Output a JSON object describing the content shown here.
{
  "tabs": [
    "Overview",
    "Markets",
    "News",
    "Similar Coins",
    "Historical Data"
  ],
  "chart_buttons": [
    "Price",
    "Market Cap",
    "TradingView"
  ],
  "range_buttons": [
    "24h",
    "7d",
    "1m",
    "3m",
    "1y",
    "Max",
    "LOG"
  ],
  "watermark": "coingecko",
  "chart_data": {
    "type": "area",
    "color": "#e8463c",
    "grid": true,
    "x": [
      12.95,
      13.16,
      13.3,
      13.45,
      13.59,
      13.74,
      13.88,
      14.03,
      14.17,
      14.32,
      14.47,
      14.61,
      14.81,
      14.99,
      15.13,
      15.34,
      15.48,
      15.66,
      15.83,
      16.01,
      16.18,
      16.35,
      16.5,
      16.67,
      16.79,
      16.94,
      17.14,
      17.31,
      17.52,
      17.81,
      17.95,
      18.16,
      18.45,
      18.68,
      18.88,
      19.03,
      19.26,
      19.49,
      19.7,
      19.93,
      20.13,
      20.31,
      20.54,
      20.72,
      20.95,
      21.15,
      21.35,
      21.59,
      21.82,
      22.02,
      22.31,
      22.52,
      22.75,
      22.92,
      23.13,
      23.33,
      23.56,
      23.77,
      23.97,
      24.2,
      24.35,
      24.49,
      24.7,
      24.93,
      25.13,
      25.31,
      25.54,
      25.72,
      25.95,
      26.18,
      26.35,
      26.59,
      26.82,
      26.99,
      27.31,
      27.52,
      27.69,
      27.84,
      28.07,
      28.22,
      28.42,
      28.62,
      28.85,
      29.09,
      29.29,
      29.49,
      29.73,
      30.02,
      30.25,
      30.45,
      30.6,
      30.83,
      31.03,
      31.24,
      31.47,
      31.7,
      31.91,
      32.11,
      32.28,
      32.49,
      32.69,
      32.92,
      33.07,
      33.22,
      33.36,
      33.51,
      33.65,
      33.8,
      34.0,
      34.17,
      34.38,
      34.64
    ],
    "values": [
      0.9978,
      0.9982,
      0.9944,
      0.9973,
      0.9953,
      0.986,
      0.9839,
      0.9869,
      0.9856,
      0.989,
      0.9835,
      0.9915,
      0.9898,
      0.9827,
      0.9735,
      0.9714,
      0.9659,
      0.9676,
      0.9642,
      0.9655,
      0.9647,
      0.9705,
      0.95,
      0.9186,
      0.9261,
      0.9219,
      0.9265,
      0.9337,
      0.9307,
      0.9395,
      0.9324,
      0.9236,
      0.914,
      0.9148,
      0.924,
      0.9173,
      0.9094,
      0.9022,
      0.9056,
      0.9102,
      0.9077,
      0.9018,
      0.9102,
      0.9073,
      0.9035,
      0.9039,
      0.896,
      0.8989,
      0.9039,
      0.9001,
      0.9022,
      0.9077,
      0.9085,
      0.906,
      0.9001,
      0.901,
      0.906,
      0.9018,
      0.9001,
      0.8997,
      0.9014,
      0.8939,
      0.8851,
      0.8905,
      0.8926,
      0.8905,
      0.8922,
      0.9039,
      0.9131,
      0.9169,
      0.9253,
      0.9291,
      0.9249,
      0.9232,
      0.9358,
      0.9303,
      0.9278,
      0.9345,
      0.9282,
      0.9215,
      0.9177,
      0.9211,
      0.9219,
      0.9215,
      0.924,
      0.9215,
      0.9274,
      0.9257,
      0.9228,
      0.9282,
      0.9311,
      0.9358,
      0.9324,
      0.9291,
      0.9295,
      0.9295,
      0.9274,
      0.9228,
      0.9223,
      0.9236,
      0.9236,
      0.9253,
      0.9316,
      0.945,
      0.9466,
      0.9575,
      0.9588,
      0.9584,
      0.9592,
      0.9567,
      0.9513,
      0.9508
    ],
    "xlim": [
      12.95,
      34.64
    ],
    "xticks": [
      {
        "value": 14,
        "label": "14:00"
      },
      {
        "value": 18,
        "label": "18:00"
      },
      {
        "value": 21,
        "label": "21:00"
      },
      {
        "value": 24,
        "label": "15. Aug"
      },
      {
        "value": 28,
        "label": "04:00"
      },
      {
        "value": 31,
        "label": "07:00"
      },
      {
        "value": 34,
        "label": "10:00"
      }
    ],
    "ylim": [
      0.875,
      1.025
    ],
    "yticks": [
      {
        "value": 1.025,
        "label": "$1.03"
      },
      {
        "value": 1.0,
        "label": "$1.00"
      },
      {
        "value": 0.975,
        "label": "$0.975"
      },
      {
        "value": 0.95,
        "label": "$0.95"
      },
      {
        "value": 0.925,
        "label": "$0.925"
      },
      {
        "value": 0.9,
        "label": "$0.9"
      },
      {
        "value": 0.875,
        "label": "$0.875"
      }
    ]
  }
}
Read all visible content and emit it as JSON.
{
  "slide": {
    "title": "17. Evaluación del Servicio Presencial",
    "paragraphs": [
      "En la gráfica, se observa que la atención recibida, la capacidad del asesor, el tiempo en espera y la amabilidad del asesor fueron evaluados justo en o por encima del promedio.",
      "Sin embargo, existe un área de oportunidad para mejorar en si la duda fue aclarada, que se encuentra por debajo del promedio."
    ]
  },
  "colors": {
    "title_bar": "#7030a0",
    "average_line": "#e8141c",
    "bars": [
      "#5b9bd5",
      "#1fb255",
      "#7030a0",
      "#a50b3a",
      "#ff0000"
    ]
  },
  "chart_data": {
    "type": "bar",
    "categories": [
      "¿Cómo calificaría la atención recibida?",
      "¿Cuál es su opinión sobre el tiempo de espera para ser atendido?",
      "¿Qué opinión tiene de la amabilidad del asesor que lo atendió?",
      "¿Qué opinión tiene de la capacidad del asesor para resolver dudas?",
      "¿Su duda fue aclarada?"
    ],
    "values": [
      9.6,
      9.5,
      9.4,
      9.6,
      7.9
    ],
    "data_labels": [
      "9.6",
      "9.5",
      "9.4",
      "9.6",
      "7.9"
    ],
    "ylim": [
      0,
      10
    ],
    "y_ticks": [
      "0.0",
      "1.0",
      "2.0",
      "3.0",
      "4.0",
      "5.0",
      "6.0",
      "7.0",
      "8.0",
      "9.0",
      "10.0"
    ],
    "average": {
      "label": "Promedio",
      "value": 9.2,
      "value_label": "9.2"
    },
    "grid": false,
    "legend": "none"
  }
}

+===+

→ **Aim of the exercise**
Extract the whole listing, character for character.

→ **Task answer**
Output a JSON object describing the content shown here.
{
  "tabs": [
    "Overview",
    "Markets",
    "News",
    "Similar Coins",
    "Historical Data"
  ],
  "chart_buttons": [
    "Price",
    "Market Cap",
    "TradingView"
  ],
  "range_buttons": [
    "24h",
    "7d",
    "1m",
    "3m",
    "1y",
    "Max",
    "LOG"
  ],
  "watermark": "coingecko",
  "chart_data": {
    "type": "area",
    "color": "#e8463c",
    "grid": true,
    "x": [
      12.95,
      13.16,
      13.3,
      13.45,
      13.59,
      13.74,
      13.88,
      14.03,
      14.17,
      14.32,
      14.47,
      14.61,
      14.81,
      14.99,
      15.13,
      15.34,
      15.48,
      15.66,
      15.83,
      16.01,
      16.18,
      16.35,
      16.5,
      16.67,
      16.79,
      16.94,
      17.14,
      17.31,
      17.52,
      17.81,
      17.95,
      18.16,
      18.45,
      18.68,
      18.88,
      19.03,
      19.26,
      19.49,
      19.7,
      19.93,
      20.13,
      20.31,
      20.54,
      20.72,
      20.95,
      21.15,
      21.35,
      21.59,
      21.82,
      22.02,
      22.31,
      22.52,
      22.75,
      22.92,
      23.13,
      23.33,
      23.56,
      23.77,
      23.97,
      24.2,
      24.35,
      24.49,
      24.7,
      24.93,
      25.13,
      25.31,
      25.54,
      25.72,
      25.95,
      26.18,
      26.35,
      26.59,
      26.82,
      26.99,
      27.31,
      27.52,
      27.69,
      27.84,
      28.07,
      28.22,
      28.42,
      28.62,
      28.85,
      29.09,
      29.29,
      29.49,
      29.73,
      30.02,
      30.25,
      30.45,
      30.6,
      30.83,
      31.03,
      31.24,
      31.47,
      31.7,
      31.91,
      32.11,
      32.28,
      32.49,
      32.69,
      32.92,
      33.07,
      33.22,
      33.36,
      33.51,
      33.65,
      33.8,
      34.0,
      34.17,
      34.38,
      34.64
    ],
    "values": [
      0.9978,
      0.9982,
      0.9944,
      0.9973,
      0.9953,
      0.986,
      0.9839,
      0.9869,
      0.9856,
      0.989,
      0.9835,
      0.9915,
      0.9898,
      0.9827,
      0.9735,
      0.9714,
      0.9659,
      0.9676,
      0.9642,
      0.9655,
      0.9647,
      0.9705,
      0.95,
      0.9186,
      0.9261,
      0.9219,
      0.9265,
      0.9337,
      0.9307,
      0.9395,
      0.9324,
      0.9236,
      0.914,
      0.9148,
      0.924,
      0.9173,
      0.9094,
      0.9022,
      0.9056,
      0.9102,
      0.9077,
      0.9018,
      0.9102,
      0.9073,
      0.9035,
      0.9039,
      0.896,
      0.8989,
      0.9039,
      0.9001,
      0.9022,
      0.9077,
      0.9085,
      0.906,
      0.9001,
      0.901,
      0.906,
      0.9018,
      0.9001,
      0.8997,
      0.9014,
      0.8939,
      0.8851,
      0.8905,
      0.8926,
      0.8905,
      0.8922,
      0.9039,
      0.9131,
      0.9169,
      0.9253,
      0.9291,
      0.9249,
      0.9232,
      0.9358,
      0.9303,
      0.9278,
      0.9345,
      0.9282,
      0.9215,
      0.9177,
      0.9211,
      0.9219,
      0.9215,
      0.924,
      0.9215,
      0.9274,
      0.9257,
      0.9228,
      0.9282,
      0.9311,
      0.9358,
      0.9324,
      0.9291,
      0.9295,
      0.9295,
      0.9274,
      0.9228,
      0.9223,
      0.9236,
      0.9236,
      0.9253,
      0.9316,
      0.945,
      0.9466,
      0.9575,
      0.9588,
      0.9584,
      0.9592,
      0.9567,
      0.9513,
      0.9508
    ],
    "xlim": [
      12.95,
      34.64
    ],
    "xticks": [
      {
        "value": 14,
        "label": "14:00"
      },
      {
        "value": 18,
        "label": "18:00"
      },
      {
        "value": 21,
        "label": "21:00"
      },
      {
        "value": 24,
        "label": "15. Aug"
      },
      {
        "value": 28,
        "label": "04:00"
      },
      {
        "value": 31,
        "label": "07:00"
      },
      {
        "value": 34,
        "label": "10:00"
      }
    ],
    "ylim": [
      0.875,
      1.025
    ],
    "yticks": [
      {
        "value": 1.025,
        "label": "$1.03"
      },
      {
        "value": 1.0,
        "label": "$1.00"
      },
      {
        "value": 0.975,
        "label": "$0.975"
      },
      {
        "value": 0.95,
        "label": "$0.95"
      },
      {
        "value": 0.925,
        "label": "$0.925"
      },
      {
        "value": 0.9,
        "label": "$0.9"
      },
      {
        "value": 0.875,
        "label": "$0.875"
      }
    ]
  }
}
Read all visible content and emit it as JSON.
{
  "slide": {
    "title": "17. Evaluación del Servicio Presencial",
    "paragraphs": [
      "En la gráfica, se observa que la atención recibida, la capacidad del asesor, el tiempo en espera y la amabilidad del asesor fueron evaluados justo en o por encima del promedio.",
      "Sin embargo, existe un área de oportunidad para mejorar en si la duda fue aclarada, que se encuentra por debajo del promedio."
    ]
  },
  "colors": {
    "title_bar": "#7030a0",
    "average_line": "#e8141c",
    "bars": [
      "#5b9bd5",
      "#1fb255",
      "#7030a0",
      "#a50b3a",
      "#ff0000"
    ]
  },
  "chart_data": {
    "type": "bar",
    "categories": [
      "¿Cómo calificaría la atención recibida?",
      "¿Cuál es su opinión sobre el tiempo de espera para ser atendido?",
      "¿Qué opinión tiene de la amabilidad del asesor que lo atendió?",
      "¿Qué opinión tiene de la capacidad del asesor para resolver dudas?",
      "¿Su duda fue aclarada?"
    ],
    "values": [
      9.6,
      9.5,
      9.4,
      9.6,
      7.9
    ],
    "data_labels": [
      "9.6",
      "9.5",
      "9.4",
      "9.6",
      "7.9"
    ],
    "ylim": [
      0,
      10
    ],
    "y_ticks": [
      "0.0",
      "1.0",
      "2.0",
      "3.0",
      "4.0",
      "5.0",
      "6.0",
      "7.0",
      "8.0",
      "9.0",
      "10.0"
    ],
    "average": {
      "label": "Promedio",
      "value": 9.2,
      "value_label": "9.2"
    },
    "grid": false,
    "legend": "none"
  }
}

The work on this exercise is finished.